**WHAT YOU WILL DO**
Search the records below for the word "announce". Pull out each line that has it.

Saved entries
=======
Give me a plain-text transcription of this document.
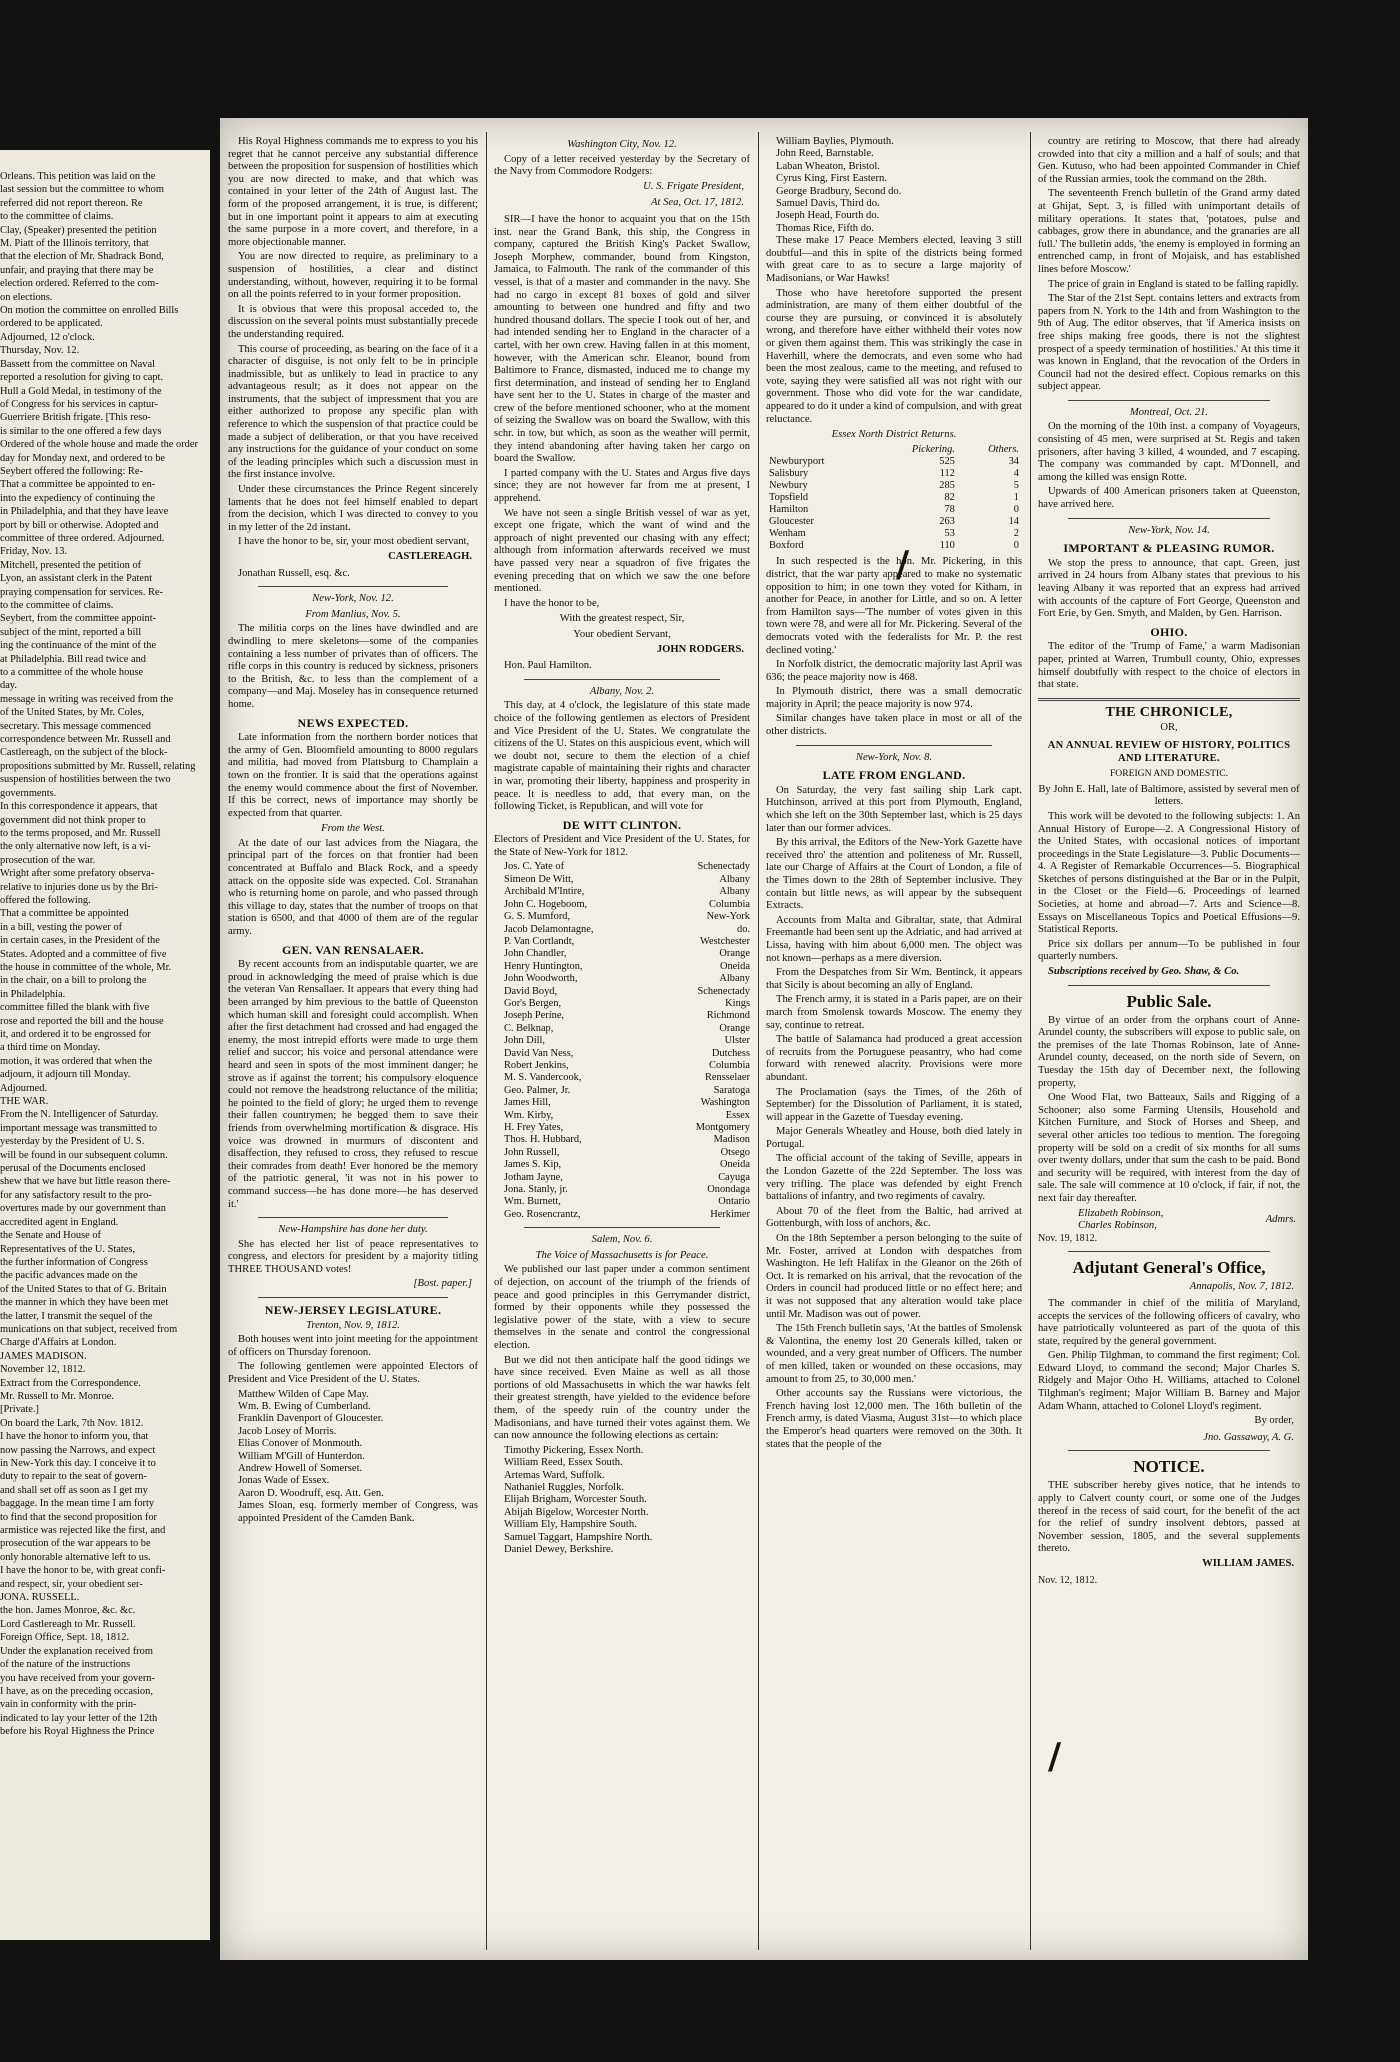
Orleans. This petition was laid on the
last session but the committee to whom
referred did not report thereon. Re
to the committee of claims.
Clay, (Speaker) presented the petition
M. Piatt of the Illinois territory, that
that the election of Mr. Shadrack Bond,
unfair, and praying that there may be
election ordered. Referred to the com-
on elections.
On motion the committee on enrolled Bills
ordered to be applicated.
Adjourned, 12 o'clock.
Thursday, Nov. 12.
Bassett from the committee on Naval
reported a resolution for giving to capt.
Hull a Gold Medal, in testimony of the
of Congress for his services in captur-
Guerriere British frigate. [This reso-
is similar to the one offered a few days
Ordered of the whole house and made the order
day for Monday next, and ordered to be
Seybert offered the following: Re-
That a committee be appointed to en-
into the expediency of continuing the
in Philadelphia, and that they have leave
port by bill or otherwise. Adopted and
committee of three ordered. Adjourned.
Friday, Nov. 13.
Mitchell, presented the petition of
Lyon, an assistant clerk in the Patent
praying compensation for services. Re-
to the committee of claims.
Seybert, from the committee appoint-
subject of the mint, reported a bill
ing the continuance of the mint of the
at Philadelphia. Bill read twice and
to a committee of the whole house
day.
message in writing was received from the
of the United States, by Mr. Coles,
secretary. This message commenced
correspondence between Mr. Russell and
Castlereagh, on the subject of the block-
propositions submitted by Mr. Russell, relating
suspension of hostilities between the two
governments.
In this correspondence it appears, that
government did not think proper to
to the terms proposed, and Mr. Russell
the only alternative now left, is a vi-
prosecution of the war.
Wright after some prefatory observa-
relative to injuries done us by the Bri-
offered the following.
That a committee be appointed
in a bill, vesting the power of
in certain cases, in the President of the
States. Adopted and a committee of five
the house in committee of the whole, Mr.
in the chair, on a bill to prolong the
in Philadelphia.
committee filled the blank with five
rose and reported the bill and the house
it, and ordered it to be engrossed for
a third time on Monday.
motion, it was ordered that when the
adjourn, it adjourn till Monday.
Adjourned.
THE WAR.
From the N. Intelligencer of Saturday.
important message was transmitted to
yesterday by the President of U. S.
will be found in our subsequent column.
perusal of the Documents enclosed
shew that we have but little reason there-
for any satisfactory result to the pro-
overtures made by our government than
accredited agent in England.
the Senate and House of
Representatives of the U. States,
the further information of Congress
the pacific advances made on the
of the United States to that of G. Britain
the manner in which they have been met
the latter, I transmit the sequel of the
munications on that subject, received from
Charge d'Affairs at London.
JAMES MADISON.
November 12, 1812.
Extract from the Correspondence.
Mr. Russell to Mr. Monroe.
[Private.]
On board the Lark, 7th Nov. 1812.
I have the honor to inform you, that
now passing the Narrows, and expect
in New-York this day. I conceive it to
duty to repair to the seat of govern-
and shall set off as soon as I get my
baggage. In the mean time I am forty
to find that the second proposition for
armistice was rejected like the first, and
prosecution of the war appears to be
only honorable alternative left to us.
I have the honor to be, with great confi-
and respect, sir, your obedient ser-
JONA. RUSSELL.
the hon. James Monroe, &c. &c.
Lord Castlereagh to Mr. Russell.
Foreign Office, Sept. 18, 1812.
Under the explanation received from
of the nature of the instructions
you have received from your govern-
I have, as on the preceding occasion,
vain in conformity with the prin-
indicated to lay your letter of the 12th
before his Royal Highness the Prince

His Royal Highness commands me to express to you his regret that he cannot perceive any substantial difference between the proposition for suspension of hostilities which you are now directed to make, and that which was contained in your letter of the 24th of August last. The form of the proposed arrangement, it is true, is different; but in one important point it appears to aim at executing the same purpose in a more covert, and therefore, in a more objectionable manner.

You are now directed to require, as preliminary to a suspension of hostilities, a clear and distinct understanding, without, however, requiring it to be formal on all the points referred to in your former proposition.

It is obvious that were this proposal acceded to, the discussion on the several points must substantially precede the understanding required.

This course of proceeding, as bearing on the face of it a character of disguise, is not only felt to be in principle inadmissible, but as unlikely to lead in practice to any advantageous result; as it does not appear on the instruments, that the subject of impressment that you are either authorized to propose any specific plan with reference to which the suspension of that practice could be made a subject of deliberation, or that you have received any instructions for the guidance of your conduct on some of the leading principles which such a discussion must in the first instance involve.

Under these circumstances the Prince Regent sincerely laments that he does not feel himself enabled to depart from the decision, which I was directed to convey to you in my letter of the 2d instant.

I have the honor to be, sir, your most obedient servant,

CASTLEREAGH.

Jonathan Russell, esq. &c.

New-York, Nov. 12.
From Manlius, Nov. 5.

The militia corps on the lines have dwindled and are dwindling to mere skeletons—some of the companies containing a less number of privates than of officers. The rifle corps in this country is reduced by sickness, prisoners to the British, &c. to less than the complement of a company—and Maj. Moseley has in consequence returned home.

NEWS EXPECTED.

Late information from the northern border notices that the army of Gen. Bloomfield amounting to 8000 regulars and militia, had moved from Plattsburg to Champlain a town on the frontier. It is said that the operations against the enemy would commence about the first of November. If this be correct, news of importance may shortly be expected from that quarter.

From the West.

At the date of our last advices from the Niagara, the principal part of the forces on that frontier had been concentrated at Buffalo and Black Rock, and a speedy attack on the opposite side was expected. Col. Stranahan who is returning home on parole, and who passed through this village to day, states that the number of troops on that station is 6500, and that 4000 of them are of the regular army.

GEN. VAN RENSALAER.

By recent accounts from an indisputable quarter, we are proud in acknowledging the meed of praise which is due the veteran Van Rensallaer. It appears that every thing had been arranged by him previous to the battle of Queenston which human skill and foresight could accomplish. When after the first detachment had crossed and had engaged the enemy, the most intrepid efforts were made to urge them relief and succor; his voice and personal attendance were heard and seen in spots of the most imminent danger; he strove as if against the torrent; his compulsory eloquence could not remove the headstrong reluctance of the militia; he pointed to the field of glory; he urged them to revenge their fallen countrymen; he begged them to save their friends from overwhelming mortification & disgrace. His voice was drowned in murmurs of discontent and disaffection, they refused to cross, they refused to rescue their comrades from death! Ever honored be the memory of the patriotic general, 'it was not in his power to command success—he has done more—he has deserved it.'

New-Hampshire has done her duty.

She has elected her list of peace representatives to congress, and electors for president by a majority titling THREE THOUSAND votes!

[Bost. paper.]
NEW-JERSEY LEGISLATURE.
Trenton, Nov. 9, 1812.

Both houses went into joint meeting for the appointment of officers on Thursday forenoon.

The following gentlemen were appointed Electors of President and Vice President of the U. States.

Matthew Wilden of Cape May.
Wm. B. Ewing of Cumberland.
Franklin Davenport of Gloucester.
Jacob Losey of Morris.
Elias Conover of Monmouth.
William M'Gill of Hunterdon.
Andrew Howell of Somerset.
Jonas Wade of Essex.
Aaron D. Woodruff, esq. Att. Gen.
James Sloan, esq. formerly member of Congress, was appointed President of the Camden Bank.
Washington City, Nov. 12.

Copy of a letter received yesterday by the Secretary of the Navy from Commodore Rodgers:

U. S. Frigate President,
At Sea, Oct. 17, 1812.

SIR—I have the honor to acquaint you that on the 15th inst. near the Grand Bank, this ship, the Congress in company, captured the British King's Packet Swallow, Joseph Morphew, commander, bound from Kingston, Jamaica, to Falmouth. The rank of the commander of this vessel, is that of a master and commander in the navy. She had no cargo in except 81 boxes of gold and silver amounting to between one hundred and fifty and two hundred thousand dollars. The specie I took out of her, and had intended sending her to England in the character of a cartel, with her own crew. Having fallen in at this moment, however, with the American schr. Eleanor, bound from Baltimore to France, dismasted, induced me to change my first determination, and instead of sending her to England have sent her to the U. States in charge of the master and crew of the before mentioned schooner, who at the moment of seizing the Swallow was on board the Swallow, with this schr. in tow, but which, as soon as the weather will permit, they intend abandoning after having taken her cargo on board the Swallow.

I parted company with the U. States and Argus five days since; they are not however far from me at present, I apprehend.

We have not seen a single British vessel of war as yet, except one frigate, which the want of wind and the approach of night prevented our chasing with any effect; although from information afterwards received we must have passed very near a squadron of five frigates the evening preceding that on which we saw the one before mentioned.

I have the honor to be,

With the greatest respect, Sir,
Your obedient Servant,
JOHN RODGERS.

Hon. Paul Hamilton.

Albany, Nov. 2.

This day, at 4 o'clock, the legislature of this state made choice of the following gentlemen as electors of President and Vice President of the U. States. We congratulate the citizens of the U. States on this auspicious event, which will we doubt not, secure to them the election of a chief magistrate capable of maintaining their rights and character in war, promoting their liberty, happiness and prosperity in peace. It is needless to add, that every man, on the following Ticket, is Republican, and will vote for

DE WITT CLINTON.

Electors of President and Vice President of the U. States, for the State of New-York for 1812.

Jos. C. Yate of	Schenectady
Simeon De Witt,	Albany
Archibald M'Intire,	Albany
John C. Hogeboom,	Columbia
G. S. Mumford,	New-York
Jacob Delamontagne,	do.
P. Van Cortlandt,	Westchester
John Chandler,	Orange
Henry Huntington,	Oneida
John Woodworth,	Albany
David Boyd,	Schenectady
Gor's Bergen,	Kings
Joseph Perine,	Richmond
C. Belknap,	Orange
John Dill,	Ulster
David Van Ness,	Dutchess
Robert Jenkins,	Columbia
M. S. Vandercook,	Rensselaer
Geo. Palmer, Jr.	Saratoga
James Hill,	Washington
Wm. Kirby,	Essex
H. Frey Yates,	Montgomery
Thos. H. Hubbard,	Madison
John Russell,	Otsego
James S. Kip,	Oneida
Jotham Jayne,	Cayuga
Jona. Stanly, jr.	Onondaga
Wm. Burnett,	Ontario
Geo. Rosencrantz,	Herkimer
Salem, Nov. 6.
The Voice of Massachusetts is for Peace.

We published our last paper under a common sentiment of dejection, on account of the triumph of the friends of peace and good principles in this Gerrymander district, formed by their opponents while they possessed the legislative power of the state, with a view to secure themselves in the senate and control the congressional election.

But we did not then anticipate half the good tidings we have since received. Even Maine as well as all those portions of old Massachusetts in which the war hawks felt their greatest strength, have yielded to the evidence before them, of the speedy ruin of the country under the Madisonians, and have turned their votes against them. We can now announce the following elections as certain:

Timothy Pickering, Essex North.
William Reed, Essex South.
Artemas Ward, Suffolk.
Nathaniel Ruggles, Norfolk.
Elijah Brigham, Worcester South.
Abijah Bigelow, Worcester North.
William Ely, Hampshire South.
Samuel Taggart, Hampshire North.
Daniel Dewey, Berkshire.
William Baylies, Plymouth.
John Reed, Barnstable.
Laban Wheaton, Bristol.
Cyrus King, First Eastern.
George Bradbury, Second do.
Samuel Davis, Third do.
Joseph Head, Fourth do.
Thomas Rice, Fifth do.

These make 17 Peace Members elected, leaving 3 still doubtful—and this in spite of the districts being formed with great care to as to secure a large majority of Madisonians, or War Hawks!

Those who have heretofore supported the present administration, are many of them either doubtful of the course they are pursuing, or convinced it is absolutely wrong, and therefore have either withheld their votes now or given them against them. This was strikingly the case in Haverhill, where the democrats, and even some who had been the most zealous, came to the meeting, and refused to vote, saying they were satisfied all was not right with our government. Those who did vote for the war candidate, appeared to do it under a kind of compulsion, and with great reluctance.

Essex North District Returns.
	Pickering.	Others.
Newburyport	525	34
Salisbury	112	4
Newbury	285	5
Topsfield	82	1
Hamilton	78	0
Gloucester	263	14
Wenham	53	2
Boxford	110	0

In such respected is the hon. Mr. Pickering, in this district, that the war party appeared to make no systematic opposition to him; in one town they voted for Kitham, in another for Peace, in another for Little, and so on. A letter from Hamilton says—'The number of votes given in this town were 78, and were all for Mr. Pickering. Several of the democrats voted with the federalists for Mr. P. the rest declined voting.'

In Norfolk district, the democratic majority last April was 636; the peace majority now is 468.

In Plymouth district, there was a small democratic majority in April; the peace majority is now 974.

Similar changes have taken place in most or all of the other districts.

New-York, Nov. 8.
LATE FROM ENGLAND.

On Saturday, the very fast sailing ship Lark capt. Hutchinson, arrived at this port from Plymouth, England, which she left on the 30th September last, which is 25 days later than our former advices.

By this arrival, the Editors of the New-York Gazette have received thro' the attention and politeness of Mr. Russell, late our Charge of Affairs at the Court of London, a file of the Times down to the 28th of September inclusive. They contain but little news, as will appear by the subsequent Extracts.

Accounts from Malta and Gibraltar, state, that Admiral Freemantle had been sent up the Adriatic, and had arrived at Lissa, having with him about 6,000 men. The object was not known—perhaps as a mere diversion.

From the Despatches from Sir Wm. Bentinck, it appears that Sicily is about becoming an ally of England.

The French army, it is stated in a Paris paper, are on their march from Smolensk towards Moscow. The enemy they say, continue to retreat.

The battle of Salamanca had produced a great accession of recruits from the Portuguese peasantry, who had come forward with renewed alacrity. Provisions were more abundant.

The Proclamation (says the Times, of the 26th of September) for the Dissolution of Parliament, it is stated, will appear in the Gazette of Tuesday evening.

Major Generals Wheatley and House, both died lately in Portugal.

The official account of the taking of Seville, appears in the London Gazette of the 22d September. The loss was very trifling. The place was defended by eight French battalions of infantry, and two regiments of cavalry.

About 70 of the fleet from the Baltic, had arrived at Gottenburgh, with loss of anchors, &c.

On the 18th September a person belonging to the suite of Mr. Foster, arrived at London with despatches from Washington. He left Halifax in the Gleanor on the 26th of Oct. It is remarked on his arrival, that the revocation of the Orders in council had produced little or no effect here; and it was not supposed that any alteration would take place until Mr. Madison was out of power.

The 15th French bulletin says, 'At the battles of Smolensk & Valontina, the enemy lost 20 Generals killed, taken or wounded, and a very great number of Officers. The number of men killed, taken or wounded on these occasions, may amount to from 25, to 30,000 men.'

Other accounts say the Russians were victorious, the French having lost 12,000 men. The 16th bulletin of the French army, is dated Viasma, August 31st—to which place the Emperor's head quarters were removed on the 30th. It states that the people of the

country are retiring to Moscow, that there had already crowded into that city a million and a half of souls; and that Gen. Kutuso, who had been appointed Commander in Chief of the Russian armies, took the command on the 28th.

The seventeenth French bulletin of the Grand army dated at Ghijat, Sept. 3, is filled with unimportant details of military operations. It states that, 'potatoes, pulse and cabbages, grow there in abundance, and the granaries are all full.' The bulletin adds, 'the enemy is employed in forming an entrenched camp, in front of Mojaisk, and has established lines before Moscow.'

The price of grain in England is stated to be falling rapidly.

The Star of the 21st Sept. contains letters and extracts from papers from N. York to the 14th and from Washington to the 9th of Aug. The editor observes, that 'if America insists on free ships making free goods, there is not the slightest prospect of a speedy termination of hostilities.' At this time it was known in England, that the revocation of the Orders in Council had not the desired effect. Copious remarks on this subject appear.

Montreal, Oct. 21.

On the morning of the 10th inst. a company of Voyageurs, consisting of 45 men, were surprised at St. Regis and taken prisoners, after having 3 killed, 4 wounded, and 7 escaping. The company was commanded by capt. M'Donnell, and among the killed was ensign Rotte.

Upwards of 400 American prisoners taken at Queenston, have arrived here.

New-York, Nov. 14.
IMPORTANT & PLEASING RUMOR.

We stop the press to announce, that capt. Green, just arrived in 24 hours from Albany states that previous to his leaving Albany it was reported that an express had arrived with accounts of the capture of Fort George, Queenston and Fort Erie, by Gen. Smyth, and Malden, by Gen. Harrison.

OHIO.

The editor of the 'Trump of Fame,' a warm Madisonian paper, printed at Warren, Trumbull county, Ohio, expresses himself doubtfully with respect to the choice of electors in that state.

THE CHRONICLE,
OR,
AN ANNUAL REVIEW OF HISTORY, POLITICS AND LITERATURE.
FOREIGN AND DOMESTIC.
By John E. Hall, late of Baltimore, assisted by several men of letters.

This work will be devoted to the following subjects: 1. An Annual History of Europe—2. A Congressional History of the United States, with occasional notices of important proceedings in the State Legislature—3. Public Documents—4. A Register of Remarkable Occurrences—5. Biographical Sketches of persons distinguished at the Bar or in the Pulpit, in the Closet or the Field—6. Proceedings of learned Societies, at home and abroad—7. Arts and Science—8. Essays on Miscellaneous Topics and Poetical Effusions—9. Statistical Reports.

Price six dollars per annum—To be published in four quarterly numbers.

Subscriptions received by Geo. Shaw, & Co.

Public Sale.

By virtue of an order from the orphans court of Anne-Arundel county, the subscribers will expose to public sale, on the premises of the late Thomas Robinson, late of Anne-Arundel county, deceased, on the north side of Severn, on Tuesday the 15th day of December next, the following property,

One Wood Flat, two Batteaux, Sails and Rigging of a Schooner; also some Farming Utensils, Household and Kitchen Furniture, and Stock of Horses and Sheep, and several other articles too tedious to mention. The foregoing property will be sold on a credit of six months for all sums over twenty dollars, under that sum the cash to be paid. Bond and security will be required, with interest from the day of sale. The sale will commence at 10 o'clock, if fair, if not, the next fair day thereafter.

Elizabeth Robinson,
Charles Robinson,
Admrs.
Nov. 19, 1812.
Adjutant General's Office,
Annapolis, Nov. 7, 1812.

The commander in chief of the militia of Maryland, accepts the services of the following officers of cavalry, who have patriotically volunteered as part of the quota of this state, required by the general government.

Gen. Philip Tilghman, to command the first regiment; Col. Edward Lloyd, to command the second; Major Charles S. Ridgely and Major Otho H. Williams, attached to Colonel Tilghman's regiment; Major William B. Barney and Major Adam Whann, attached to Colonel Lloyd's regiment.

By order,
Jno. Gassaway, A. G.
NOTICE.

THE subscriber hereby gives notice, that he intends to apply to Calvert county court, or some one of the Judges thereof in the recess of said court, for the benefit of the act for the relief of sundry insolvent debtors, passed at November session, 1805, and the several supplements thereto.

WILLIAM JAMES.
Nov. 12, 1812.
/
/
=======
**EXERCISE SOLUTION**
But we did not then anticipate half the good tidings we have since received. Even Maine as well as all those portions of old Massachusetts in which the war hawks felt their greatest strength, have yielded to the evidence before them, of the speedy ruin of the country under the Madisonians, and have turned their votes against them. We can now announce the following elections as certain:
We stop the press to announce, that capt. Green, just arrived in 24 hours from Albany states that previous to his leaving Albany it was reported that an express had arrived with accounts of the capture of Fort George, Queenston and Fort Erie, by Gen. Smyth, and Malden, by Gen. Harrison.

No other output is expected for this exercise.